DIRECTIVE. Give the number of lines in the listing that hold the word "thôi". Write nothing but that number.

MATERIAL FOR THIS TASK.

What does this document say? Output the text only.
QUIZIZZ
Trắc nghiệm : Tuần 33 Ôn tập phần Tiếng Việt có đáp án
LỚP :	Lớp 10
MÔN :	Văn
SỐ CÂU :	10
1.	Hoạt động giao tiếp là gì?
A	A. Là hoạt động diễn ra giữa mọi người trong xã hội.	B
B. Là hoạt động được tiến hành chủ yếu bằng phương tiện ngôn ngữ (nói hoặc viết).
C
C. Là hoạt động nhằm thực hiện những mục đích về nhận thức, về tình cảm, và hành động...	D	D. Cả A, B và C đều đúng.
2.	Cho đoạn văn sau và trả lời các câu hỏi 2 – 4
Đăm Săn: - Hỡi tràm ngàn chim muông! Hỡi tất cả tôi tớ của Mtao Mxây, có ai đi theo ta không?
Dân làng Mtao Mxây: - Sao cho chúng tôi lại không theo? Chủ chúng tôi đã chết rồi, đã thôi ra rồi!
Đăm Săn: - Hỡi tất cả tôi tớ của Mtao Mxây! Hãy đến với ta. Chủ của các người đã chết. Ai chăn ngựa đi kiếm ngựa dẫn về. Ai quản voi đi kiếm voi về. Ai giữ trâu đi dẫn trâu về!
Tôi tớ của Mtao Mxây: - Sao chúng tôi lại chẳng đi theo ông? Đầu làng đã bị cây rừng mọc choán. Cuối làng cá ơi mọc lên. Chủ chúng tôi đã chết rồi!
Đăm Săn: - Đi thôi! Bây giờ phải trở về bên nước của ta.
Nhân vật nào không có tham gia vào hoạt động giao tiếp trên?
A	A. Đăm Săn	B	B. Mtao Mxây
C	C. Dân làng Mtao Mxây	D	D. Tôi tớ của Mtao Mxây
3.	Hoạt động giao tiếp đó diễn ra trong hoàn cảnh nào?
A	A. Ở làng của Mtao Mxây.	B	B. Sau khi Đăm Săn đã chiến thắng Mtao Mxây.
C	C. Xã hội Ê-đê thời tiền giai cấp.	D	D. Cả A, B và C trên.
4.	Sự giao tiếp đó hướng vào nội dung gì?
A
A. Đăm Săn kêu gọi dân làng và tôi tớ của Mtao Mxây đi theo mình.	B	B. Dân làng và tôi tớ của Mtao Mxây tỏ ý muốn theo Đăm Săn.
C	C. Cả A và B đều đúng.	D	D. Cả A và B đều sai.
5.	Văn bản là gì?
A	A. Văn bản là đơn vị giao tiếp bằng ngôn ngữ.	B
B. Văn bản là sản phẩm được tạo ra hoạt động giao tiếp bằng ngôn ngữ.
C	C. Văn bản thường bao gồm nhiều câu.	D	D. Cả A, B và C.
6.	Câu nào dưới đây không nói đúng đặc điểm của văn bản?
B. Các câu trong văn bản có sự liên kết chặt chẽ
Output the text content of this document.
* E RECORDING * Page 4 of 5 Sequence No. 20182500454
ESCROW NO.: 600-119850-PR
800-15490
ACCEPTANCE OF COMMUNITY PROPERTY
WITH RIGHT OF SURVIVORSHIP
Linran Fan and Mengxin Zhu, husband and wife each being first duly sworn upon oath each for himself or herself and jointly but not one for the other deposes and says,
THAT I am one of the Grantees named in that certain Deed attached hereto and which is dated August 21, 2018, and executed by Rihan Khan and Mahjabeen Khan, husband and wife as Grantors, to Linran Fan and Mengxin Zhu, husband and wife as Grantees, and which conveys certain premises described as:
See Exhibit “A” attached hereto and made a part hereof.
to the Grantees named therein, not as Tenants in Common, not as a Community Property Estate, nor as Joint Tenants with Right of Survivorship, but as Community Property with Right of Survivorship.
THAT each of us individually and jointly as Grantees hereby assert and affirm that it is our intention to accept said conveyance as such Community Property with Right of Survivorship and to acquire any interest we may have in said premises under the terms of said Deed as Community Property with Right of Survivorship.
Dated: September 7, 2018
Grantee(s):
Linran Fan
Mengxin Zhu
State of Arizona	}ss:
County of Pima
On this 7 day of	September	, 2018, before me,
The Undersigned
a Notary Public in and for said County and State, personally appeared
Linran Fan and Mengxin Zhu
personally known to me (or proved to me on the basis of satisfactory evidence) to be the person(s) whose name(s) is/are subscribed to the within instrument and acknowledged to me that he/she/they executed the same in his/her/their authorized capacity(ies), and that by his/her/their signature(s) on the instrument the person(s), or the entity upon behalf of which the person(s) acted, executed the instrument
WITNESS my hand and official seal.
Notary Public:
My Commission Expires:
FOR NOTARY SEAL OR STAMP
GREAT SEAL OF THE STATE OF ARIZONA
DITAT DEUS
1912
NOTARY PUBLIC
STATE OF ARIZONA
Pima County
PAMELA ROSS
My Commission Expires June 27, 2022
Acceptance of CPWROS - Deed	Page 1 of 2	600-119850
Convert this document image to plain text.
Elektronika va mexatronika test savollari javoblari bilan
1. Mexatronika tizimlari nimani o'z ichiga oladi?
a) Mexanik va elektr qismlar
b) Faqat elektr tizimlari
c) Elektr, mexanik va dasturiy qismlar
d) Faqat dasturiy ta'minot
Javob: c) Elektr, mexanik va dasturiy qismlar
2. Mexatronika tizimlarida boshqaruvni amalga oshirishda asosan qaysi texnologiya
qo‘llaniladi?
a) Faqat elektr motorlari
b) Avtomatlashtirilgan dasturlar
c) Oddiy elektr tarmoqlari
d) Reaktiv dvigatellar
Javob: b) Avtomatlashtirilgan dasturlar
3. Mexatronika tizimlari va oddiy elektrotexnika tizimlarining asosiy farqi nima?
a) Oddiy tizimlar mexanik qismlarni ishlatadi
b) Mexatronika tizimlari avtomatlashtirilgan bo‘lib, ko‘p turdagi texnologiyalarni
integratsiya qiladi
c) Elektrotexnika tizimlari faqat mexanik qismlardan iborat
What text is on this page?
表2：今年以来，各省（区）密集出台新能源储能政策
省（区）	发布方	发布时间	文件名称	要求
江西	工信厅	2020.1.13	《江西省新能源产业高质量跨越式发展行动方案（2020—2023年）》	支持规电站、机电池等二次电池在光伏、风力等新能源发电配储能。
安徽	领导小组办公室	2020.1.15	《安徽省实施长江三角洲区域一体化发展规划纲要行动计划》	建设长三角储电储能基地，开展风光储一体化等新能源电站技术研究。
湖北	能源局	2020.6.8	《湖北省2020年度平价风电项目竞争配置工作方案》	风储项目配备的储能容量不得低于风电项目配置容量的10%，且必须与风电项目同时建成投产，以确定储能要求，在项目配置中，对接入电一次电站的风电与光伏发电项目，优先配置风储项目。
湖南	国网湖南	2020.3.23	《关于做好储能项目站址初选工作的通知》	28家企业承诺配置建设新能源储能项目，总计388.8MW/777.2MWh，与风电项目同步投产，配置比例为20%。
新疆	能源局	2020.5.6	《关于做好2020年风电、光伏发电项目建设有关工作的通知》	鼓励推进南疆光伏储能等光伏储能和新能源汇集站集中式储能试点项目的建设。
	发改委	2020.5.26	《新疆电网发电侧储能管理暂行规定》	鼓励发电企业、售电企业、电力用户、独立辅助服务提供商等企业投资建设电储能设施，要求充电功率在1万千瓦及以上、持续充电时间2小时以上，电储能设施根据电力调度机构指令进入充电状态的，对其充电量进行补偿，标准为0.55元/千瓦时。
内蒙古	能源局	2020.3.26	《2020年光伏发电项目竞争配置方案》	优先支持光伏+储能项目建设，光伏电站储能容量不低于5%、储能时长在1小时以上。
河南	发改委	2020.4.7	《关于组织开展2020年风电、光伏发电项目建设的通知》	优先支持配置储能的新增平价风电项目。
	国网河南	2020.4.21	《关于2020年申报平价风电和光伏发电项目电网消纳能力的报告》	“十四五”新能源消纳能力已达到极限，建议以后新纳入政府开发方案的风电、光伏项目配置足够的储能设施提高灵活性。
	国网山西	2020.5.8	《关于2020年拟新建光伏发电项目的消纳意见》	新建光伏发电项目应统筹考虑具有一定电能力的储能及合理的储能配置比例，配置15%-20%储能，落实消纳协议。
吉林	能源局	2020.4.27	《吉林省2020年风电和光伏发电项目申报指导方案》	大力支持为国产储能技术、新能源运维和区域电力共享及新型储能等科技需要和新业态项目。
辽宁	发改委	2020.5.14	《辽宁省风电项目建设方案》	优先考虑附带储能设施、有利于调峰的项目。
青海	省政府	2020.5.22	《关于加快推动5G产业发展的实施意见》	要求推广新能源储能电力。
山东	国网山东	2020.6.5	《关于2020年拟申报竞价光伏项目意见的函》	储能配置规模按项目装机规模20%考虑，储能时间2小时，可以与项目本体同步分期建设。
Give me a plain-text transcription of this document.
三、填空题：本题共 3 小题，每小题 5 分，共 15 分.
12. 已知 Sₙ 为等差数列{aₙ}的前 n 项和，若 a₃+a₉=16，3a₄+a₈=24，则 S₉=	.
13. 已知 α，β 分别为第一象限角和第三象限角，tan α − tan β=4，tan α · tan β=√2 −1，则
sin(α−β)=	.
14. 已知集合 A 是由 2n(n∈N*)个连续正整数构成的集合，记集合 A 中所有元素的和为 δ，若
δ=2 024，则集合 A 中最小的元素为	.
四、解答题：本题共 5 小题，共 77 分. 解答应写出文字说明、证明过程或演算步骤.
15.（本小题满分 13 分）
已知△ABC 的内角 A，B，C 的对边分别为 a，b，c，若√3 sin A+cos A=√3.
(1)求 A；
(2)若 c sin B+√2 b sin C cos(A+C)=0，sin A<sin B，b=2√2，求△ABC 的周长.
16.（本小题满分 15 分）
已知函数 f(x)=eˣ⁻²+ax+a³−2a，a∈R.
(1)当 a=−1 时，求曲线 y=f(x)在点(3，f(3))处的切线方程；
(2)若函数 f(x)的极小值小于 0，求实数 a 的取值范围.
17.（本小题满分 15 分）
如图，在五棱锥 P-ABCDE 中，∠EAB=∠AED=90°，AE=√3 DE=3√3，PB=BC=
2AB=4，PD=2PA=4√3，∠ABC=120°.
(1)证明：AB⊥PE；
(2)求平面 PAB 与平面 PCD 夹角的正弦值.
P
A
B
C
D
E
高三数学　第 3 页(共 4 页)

RESPONSE TO THE TASK. 2